» Exercise brief
Report how many lines in the records below contain the word "关怀国家大事". Give only the number.

» Records
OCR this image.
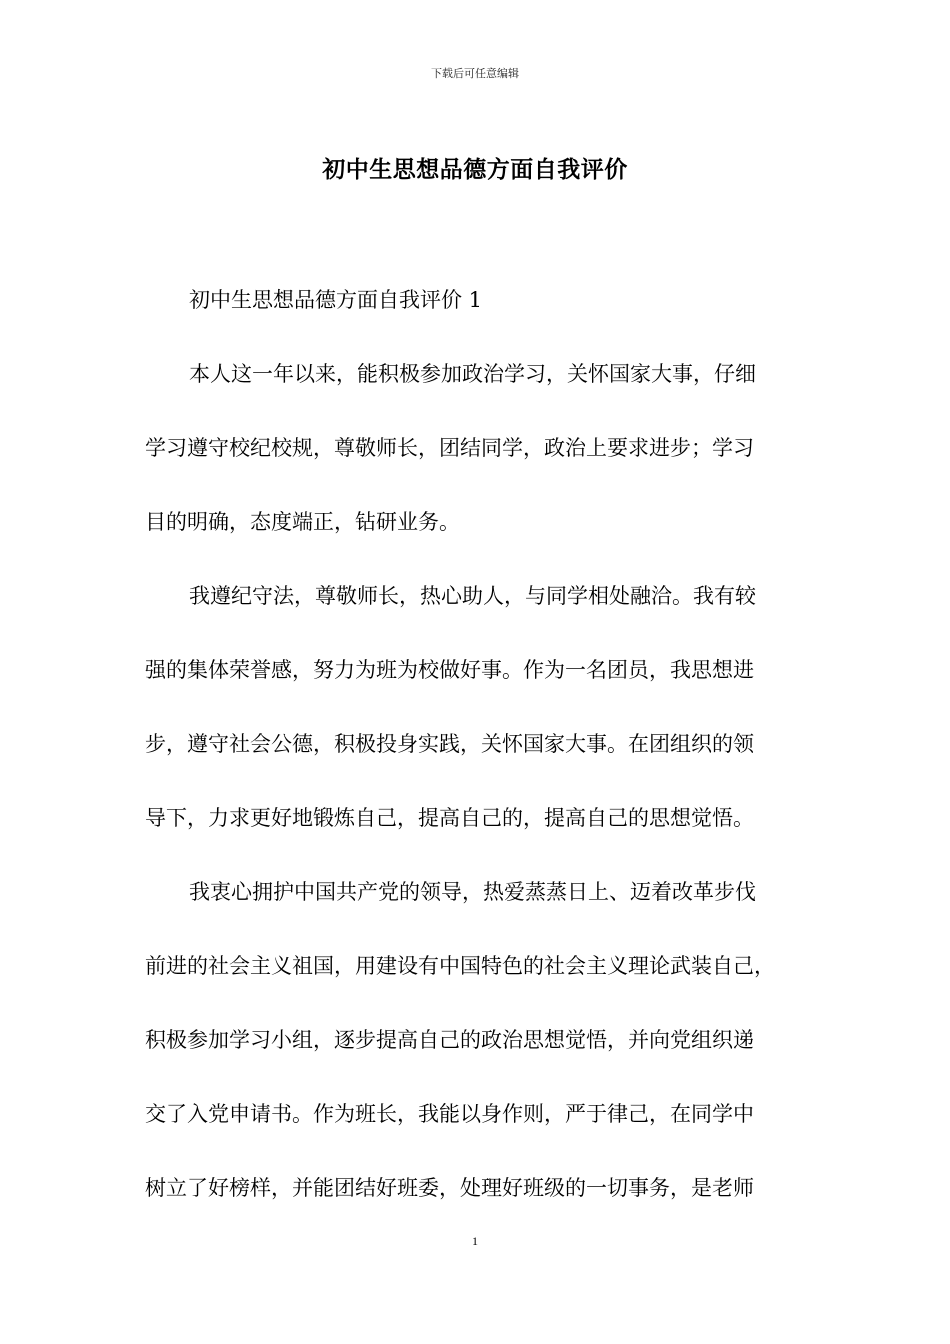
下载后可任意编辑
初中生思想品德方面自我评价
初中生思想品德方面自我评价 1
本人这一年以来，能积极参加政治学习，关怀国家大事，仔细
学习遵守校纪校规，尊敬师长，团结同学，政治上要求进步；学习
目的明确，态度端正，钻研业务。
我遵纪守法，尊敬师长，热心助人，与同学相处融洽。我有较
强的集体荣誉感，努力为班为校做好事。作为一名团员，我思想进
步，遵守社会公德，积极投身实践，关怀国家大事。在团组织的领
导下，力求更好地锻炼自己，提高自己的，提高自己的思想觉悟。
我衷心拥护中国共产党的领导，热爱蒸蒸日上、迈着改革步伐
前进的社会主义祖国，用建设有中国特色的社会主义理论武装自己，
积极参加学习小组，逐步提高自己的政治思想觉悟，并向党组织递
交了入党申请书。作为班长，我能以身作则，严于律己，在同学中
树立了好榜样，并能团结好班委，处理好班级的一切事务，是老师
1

--

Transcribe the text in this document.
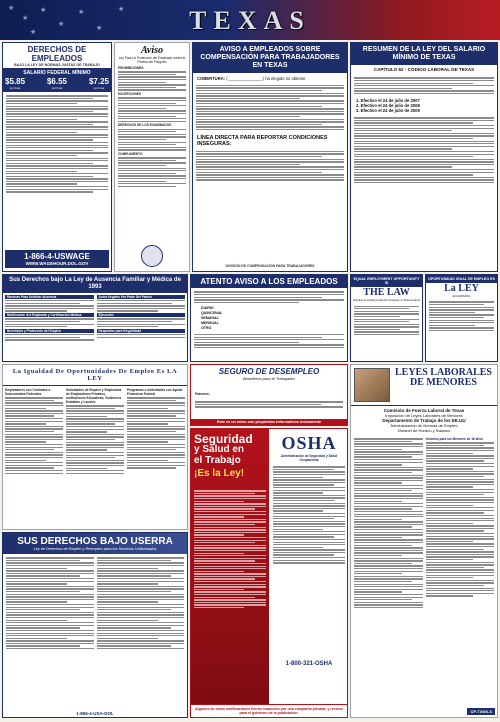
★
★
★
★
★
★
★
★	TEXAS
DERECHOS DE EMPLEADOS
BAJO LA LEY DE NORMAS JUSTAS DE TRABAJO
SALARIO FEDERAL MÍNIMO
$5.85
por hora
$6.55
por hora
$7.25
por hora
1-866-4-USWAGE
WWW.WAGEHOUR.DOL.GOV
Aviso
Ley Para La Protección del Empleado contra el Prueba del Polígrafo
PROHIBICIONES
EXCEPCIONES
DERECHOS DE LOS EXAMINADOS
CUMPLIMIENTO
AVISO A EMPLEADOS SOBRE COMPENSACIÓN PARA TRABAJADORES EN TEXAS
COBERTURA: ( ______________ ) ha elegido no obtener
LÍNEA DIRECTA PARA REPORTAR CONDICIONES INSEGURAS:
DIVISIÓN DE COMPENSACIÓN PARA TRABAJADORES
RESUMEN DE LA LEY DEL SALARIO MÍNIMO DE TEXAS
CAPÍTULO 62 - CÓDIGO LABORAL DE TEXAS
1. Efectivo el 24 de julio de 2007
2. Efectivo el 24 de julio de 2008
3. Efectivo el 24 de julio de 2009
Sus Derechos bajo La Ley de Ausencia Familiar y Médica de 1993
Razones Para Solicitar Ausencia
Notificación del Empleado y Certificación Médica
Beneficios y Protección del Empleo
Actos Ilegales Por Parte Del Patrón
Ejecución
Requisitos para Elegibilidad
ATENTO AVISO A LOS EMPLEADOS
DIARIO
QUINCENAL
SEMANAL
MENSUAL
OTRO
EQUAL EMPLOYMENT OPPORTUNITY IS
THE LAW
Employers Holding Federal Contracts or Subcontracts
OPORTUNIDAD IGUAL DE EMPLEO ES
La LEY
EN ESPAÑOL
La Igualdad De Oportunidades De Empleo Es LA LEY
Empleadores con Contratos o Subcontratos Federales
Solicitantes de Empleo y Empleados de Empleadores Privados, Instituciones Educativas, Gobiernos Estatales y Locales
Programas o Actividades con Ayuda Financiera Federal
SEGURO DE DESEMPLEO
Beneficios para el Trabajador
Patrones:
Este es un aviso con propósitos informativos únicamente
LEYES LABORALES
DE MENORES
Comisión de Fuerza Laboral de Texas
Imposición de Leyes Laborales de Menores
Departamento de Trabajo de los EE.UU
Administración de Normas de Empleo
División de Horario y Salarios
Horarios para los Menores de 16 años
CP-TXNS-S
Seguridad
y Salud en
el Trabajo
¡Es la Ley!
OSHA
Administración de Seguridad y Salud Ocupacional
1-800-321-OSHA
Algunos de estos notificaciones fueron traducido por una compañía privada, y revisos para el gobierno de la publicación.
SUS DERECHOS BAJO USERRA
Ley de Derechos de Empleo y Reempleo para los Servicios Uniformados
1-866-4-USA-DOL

» Exercise answer
2